The task:
Where a line holds the word "million", copy that line.

────────────────────────────────────────

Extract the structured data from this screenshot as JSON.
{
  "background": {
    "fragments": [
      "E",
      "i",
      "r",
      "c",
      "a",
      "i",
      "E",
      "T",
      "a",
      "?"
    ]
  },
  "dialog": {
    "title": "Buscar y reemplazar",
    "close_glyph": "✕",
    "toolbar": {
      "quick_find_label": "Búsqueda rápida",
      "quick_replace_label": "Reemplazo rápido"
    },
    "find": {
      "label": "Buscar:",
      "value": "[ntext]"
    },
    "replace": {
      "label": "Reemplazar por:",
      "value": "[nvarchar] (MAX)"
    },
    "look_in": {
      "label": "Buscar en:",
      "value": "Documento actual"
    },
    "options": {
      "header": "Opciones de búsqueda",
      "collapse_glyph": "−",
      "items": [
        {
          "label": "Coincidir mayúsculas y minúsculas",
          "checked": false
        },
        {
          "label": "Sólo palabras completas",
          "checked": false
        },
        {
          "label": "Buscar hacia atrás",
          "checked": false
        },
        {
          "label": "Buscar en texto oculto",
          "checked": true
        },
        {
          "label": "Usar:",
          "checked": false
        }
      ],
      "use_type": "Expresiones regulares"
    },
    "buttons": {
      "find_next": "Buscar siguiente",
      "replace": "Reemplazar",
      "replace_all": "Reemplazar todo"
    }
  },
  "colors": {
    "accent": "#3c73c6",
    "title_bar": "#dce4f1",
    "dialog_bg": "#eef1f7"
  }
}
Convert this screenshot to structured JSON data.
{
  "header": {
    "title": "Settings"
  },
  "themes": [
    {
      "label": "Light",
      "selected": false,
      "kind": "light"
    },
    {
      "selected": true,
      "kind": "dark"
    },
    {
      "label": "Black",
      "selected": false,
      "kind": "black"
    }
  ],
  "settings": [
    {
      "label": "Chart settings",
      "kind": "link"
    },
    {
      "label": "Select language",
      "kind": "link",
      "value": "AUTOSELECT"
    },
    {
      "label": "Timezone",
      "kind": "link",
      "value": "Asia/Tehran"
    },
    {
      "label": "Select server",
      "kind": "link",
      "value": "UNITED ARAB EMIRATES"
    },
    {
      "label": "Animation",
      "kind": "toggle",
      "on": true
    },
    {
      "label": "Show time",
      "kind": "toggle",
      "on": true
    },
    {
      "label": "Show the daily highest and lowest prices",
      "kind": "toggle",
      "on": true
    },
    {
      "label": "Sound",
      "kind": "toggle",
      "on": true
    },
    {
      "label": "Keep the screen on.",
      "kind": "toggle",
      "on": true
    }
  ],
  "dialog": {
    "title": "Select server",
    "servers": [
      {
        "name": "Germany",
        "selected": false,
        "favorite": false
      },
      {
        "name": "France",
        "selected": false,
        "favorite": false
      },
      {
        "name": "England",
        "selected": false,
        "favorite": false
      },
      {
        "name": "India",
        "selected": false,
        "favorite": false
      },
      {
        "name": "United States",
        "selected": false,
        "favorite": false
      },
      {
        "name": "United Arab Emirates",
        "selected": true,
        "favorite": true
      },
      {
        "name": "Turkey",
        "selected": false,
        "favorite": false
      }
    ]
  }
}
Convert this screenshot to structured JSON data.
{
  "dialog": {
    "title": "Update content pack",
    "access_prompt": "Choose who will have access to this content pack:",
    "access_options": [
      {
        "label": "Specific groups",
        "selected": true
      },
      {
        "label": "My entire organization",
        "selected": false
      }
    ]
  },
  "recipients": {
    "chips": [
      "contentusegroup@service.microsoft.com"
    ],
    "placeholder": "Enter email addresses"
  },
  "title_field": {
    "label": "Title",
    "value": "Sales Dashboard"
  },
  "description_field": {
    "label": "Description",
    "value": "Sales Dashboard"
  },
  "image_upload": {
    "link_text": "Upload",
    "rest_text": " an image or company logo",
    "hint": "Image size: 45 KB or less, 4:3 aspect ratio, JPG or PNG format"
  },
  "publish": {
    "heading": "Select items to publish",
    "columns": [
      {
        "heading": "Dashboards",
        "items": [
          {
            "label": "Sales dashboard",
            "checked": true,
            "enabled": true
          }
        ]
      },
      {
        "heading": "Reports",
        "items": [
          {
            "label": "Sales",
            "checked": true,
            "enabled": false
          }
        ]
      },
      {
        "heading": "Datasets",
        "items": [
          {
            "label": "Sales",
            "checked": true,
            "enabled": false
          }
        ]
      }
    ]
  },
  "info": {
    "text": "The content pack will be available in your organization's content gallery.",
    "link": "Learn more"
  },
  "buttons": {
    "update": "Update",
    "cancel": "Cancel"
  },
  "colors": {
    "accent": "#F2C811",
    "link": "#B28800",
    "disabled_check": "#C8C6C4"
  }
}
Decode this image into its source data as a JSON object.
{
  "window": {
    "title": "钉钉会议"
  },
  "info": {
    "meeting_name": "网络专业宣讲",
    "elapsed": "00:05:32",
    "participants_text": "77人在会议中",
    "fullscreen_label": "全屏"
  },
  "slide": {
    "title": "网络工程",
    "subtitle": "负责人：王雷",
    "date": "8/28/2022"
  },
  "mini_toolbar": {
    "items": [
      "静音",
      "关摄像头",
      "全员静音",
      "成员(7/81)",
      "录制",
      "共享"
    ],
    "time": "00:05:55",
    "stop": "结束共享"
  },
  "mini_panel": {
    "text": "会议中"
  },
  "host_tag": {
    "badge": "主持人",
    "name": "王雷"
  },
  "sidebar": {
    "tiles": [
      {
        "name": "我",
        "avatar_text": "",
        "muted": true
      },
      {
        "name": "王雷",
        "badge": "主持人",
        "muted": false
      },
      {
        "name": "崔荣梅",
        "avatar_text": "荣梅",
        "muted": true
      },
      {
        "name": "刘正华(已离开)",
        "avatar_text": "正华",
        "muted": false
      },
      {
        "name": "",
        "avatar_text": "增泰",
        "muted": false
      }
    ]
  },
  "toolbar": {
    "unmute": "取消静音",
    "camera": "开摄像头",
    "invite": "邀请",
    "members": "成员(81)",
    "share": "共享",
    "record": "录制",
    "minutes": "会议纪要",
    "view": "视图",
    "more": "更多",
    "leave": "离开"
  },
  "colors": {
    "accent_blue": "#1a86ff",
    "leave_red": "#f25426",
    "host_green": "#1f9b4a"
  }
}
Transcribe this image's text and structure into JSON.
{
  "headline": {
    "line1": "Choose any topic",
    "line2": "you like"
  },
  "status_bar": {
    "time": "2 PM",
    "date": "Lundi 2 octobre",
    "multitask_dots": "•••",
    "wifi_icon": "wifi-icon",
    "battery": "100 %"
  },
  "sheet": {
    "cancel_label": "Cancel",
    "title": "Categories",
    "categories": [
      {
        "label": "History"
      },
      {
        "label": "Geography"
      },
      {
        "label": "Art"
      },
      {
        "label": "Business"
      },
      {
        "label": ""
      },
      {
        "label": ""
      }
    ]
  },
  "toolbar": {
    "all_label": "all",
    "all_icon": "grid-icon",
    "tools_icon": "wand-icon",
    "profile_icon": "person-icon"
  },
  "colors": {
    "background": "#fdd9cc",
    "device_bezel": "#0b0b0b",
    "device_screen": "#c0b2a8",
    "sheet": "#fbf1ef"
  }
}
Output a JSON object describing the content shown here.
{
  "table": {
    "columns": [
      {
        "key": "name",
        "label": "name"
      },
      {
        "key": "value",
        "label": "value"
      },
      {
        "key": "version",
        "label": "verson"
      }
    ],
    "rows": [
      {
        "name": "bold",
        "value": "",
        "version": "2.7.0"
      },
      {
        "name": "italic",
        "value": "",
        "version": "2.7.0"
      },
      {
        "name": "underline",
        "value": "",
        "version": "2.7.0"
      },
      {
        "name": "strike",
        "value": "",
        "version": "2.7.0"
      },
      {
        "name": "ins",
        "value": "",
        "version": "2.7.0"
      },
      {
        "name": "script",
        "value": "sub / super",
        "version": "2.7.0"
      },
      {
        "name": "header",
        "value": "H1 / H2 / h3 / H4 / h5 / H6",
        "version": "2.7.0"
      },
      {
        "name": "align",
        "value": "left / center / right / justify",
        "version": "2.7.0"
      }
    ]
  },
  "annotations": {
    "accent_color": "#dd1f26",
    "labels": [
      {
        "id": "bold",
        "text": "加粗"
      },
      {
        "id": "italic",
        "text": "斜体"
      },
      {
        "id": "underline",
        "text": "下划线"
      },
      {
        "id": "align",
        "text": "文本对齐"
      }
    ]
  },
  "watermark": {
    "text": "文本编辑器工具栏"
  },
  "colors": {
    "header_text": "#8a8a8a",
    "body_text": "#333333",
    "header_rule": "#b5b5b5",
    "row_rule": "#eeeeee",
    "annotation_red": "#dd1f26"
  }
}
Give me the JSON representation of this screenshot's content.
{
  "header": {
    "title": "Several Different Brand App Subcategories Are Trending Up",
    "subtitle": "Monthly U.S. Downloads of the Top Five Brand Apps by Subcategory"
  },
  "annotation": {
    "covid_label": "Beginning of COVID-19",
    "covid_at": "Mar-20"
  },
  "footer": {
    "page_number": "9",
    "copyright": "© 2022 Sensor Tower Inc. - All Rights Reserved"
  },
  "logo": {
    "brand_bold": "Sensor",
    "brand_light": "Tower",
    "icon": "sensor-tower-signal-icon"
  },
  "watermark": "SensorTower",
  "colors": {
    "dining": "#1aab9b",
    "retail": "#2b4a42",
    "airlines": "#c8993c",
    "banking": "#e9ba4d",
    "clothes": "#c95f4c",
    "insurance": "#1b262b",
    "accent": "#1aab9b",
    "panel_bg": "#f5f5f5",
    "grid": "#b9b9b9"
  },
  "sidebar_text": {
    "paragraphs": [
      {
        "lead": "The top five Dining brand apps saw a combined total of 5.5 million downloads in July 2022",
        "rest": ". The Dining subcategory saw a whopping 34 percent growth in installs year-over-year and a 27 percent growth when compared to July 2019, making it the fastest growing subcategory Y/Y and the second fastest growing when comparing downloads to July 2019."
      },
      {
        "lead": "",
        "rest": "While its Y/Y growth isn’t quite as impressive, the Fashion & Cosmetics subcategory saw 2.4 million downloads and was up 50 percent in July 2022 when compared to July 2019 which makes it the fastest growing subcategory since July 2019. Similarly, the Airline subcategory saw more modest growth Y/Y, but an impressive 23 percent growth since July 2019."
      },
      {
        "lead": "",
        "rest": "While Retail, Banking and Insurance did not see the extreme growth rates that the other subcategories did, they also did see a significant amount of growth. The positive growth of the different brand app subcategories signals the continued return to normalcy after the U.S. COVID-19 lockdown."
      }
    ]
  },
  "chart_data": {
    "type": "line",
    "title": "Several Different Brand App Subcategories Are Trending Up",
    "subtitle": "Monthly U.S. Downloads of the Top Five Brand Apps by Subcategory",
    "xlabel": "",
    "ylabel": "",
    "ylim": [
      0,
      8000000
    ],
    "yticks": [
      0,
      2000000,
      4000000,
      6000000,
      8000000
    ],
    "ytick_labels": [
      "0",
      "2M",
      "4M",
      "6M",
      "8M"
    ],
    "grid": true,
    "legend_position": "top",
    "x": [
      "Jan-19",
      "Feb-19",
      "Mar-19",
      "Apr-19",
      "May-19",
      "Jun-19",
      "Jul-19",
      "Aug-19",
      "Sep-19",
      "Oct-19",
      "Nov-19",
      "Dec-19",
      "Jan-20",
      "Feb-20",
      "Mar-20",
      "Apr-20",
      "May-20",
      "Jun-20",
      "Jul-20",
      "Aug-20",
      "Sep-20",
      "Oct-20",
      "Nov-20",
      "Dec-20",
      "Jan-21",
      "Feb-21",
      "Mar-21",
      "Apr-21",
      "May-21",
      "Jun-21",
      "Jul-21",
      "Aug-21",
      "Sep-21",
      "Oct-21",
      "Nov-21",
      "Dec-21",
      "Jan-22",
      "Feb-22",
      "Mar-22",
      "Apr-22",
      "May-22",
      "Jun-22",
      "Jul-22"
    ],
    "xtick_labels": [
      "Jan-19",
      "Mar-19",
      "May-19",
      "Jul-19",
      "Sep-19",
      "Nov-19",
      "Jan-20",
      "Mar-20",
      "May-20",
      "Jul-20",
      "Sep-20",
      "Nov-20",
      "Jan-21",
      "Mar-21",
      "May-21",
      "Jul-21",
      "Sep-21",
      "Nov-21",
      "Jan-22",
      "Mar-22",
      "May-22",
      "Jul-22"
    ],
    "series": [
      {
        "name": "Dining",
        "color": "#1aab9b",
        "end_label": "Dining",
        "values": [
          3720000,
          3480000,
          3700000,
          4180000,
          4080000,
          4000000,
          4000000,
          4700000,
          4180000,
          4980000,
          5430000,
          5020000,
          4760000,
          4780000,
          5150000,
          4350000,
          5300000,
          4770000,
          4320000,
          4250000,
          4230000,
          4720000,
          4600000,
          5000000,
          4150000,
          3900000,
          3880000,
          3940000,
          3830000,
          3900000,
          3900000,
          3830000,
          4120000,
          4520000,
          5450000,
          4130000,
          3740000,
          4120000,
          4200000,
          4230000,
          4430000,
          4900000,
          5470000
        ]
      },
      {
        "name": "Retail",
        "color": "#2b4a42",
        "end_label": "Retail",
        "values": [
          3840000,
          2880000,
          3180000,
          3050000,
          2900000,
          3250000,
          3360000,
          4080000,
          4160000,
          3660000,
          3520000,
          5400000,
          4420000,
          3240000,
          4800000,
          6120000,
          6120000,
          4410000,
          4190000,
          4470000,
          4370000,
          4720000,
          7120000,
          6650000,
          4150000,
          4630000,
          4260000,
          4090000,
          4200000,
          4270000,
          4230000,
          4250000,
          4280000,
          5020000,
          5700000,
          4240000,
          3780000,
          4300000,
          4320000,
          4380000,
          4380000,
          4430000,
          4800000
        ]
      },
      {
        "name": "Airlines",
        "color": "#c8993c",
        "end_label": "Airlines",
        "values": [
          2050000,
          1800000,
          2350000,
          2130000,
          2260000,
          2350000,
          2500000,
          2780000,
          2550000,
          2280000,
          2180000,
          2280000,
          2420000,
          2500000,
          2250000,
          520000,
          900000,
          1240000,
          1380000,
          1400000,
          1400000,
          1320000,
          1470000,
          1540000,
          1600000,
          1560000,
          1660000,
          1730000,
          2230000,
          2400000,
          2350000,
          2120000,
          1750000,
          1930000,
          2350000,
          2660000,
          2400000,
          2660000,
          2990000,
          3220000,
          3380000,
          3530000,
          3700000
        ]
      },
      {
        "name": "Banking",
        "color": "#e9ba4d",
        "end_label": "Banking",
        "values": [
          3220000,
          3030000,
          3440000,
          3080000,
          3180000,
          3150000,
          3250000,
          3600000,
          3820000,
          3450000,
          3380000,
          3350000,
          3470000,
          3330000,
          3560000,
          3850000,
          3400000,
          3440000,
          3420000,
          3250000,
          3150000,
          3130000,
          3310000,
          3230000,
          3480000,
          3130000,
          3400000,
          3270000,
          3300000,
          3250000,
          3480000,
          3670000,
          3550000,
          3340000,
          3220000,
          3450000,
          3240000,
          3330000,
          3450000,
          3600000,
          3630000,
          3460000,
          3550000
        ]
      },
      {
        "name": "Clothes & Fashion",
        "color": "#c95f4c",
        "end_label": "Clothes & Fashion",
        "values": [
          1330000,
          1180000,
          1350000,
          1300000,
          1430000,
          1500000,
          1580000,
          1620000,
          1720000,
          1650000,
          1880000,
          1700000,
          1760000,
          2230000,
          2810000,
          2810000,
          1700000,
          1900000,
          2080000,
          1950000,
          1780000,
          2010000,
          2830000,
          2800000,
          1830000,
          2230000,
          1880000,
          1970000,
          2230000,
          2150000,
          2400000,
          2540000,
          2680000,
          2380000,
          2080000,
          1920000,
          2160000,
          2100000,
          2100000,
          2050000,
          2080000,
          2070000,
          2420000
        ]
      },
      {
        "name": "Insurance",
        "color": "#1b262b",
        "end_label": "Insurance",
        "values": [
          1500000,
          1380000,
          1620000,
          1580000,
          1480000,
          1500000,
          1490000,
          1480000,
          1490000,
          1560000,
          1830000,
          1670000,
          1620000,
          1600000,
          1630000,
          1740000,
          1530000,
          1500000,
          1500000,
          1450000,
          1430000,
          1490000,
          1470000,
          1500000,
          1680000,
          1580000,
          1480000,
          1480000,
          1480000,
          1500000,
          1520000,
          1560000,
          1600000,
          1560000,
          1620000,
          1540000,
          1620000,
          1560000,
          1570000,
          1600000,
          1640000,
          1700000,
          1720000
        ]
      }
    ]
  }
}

────────────────────────────────────────

Task response:
        "lead": "The top five Dining brand apps saw a combined total of 5.5 million downloads in July 2022",
        "rest": "While its Y/Y growth isn’t quite as impressive, the Fashion & Cosmetics subcategory saw 2.4 million downloads and was up 50 percent in July 2022 when compared to July 2019 which makes it the fastest growing subcategory since July 2019. Similarly, the Airline subcategory saw more modest growth Y/Y, but an impressive 23 percent growth since July 2019."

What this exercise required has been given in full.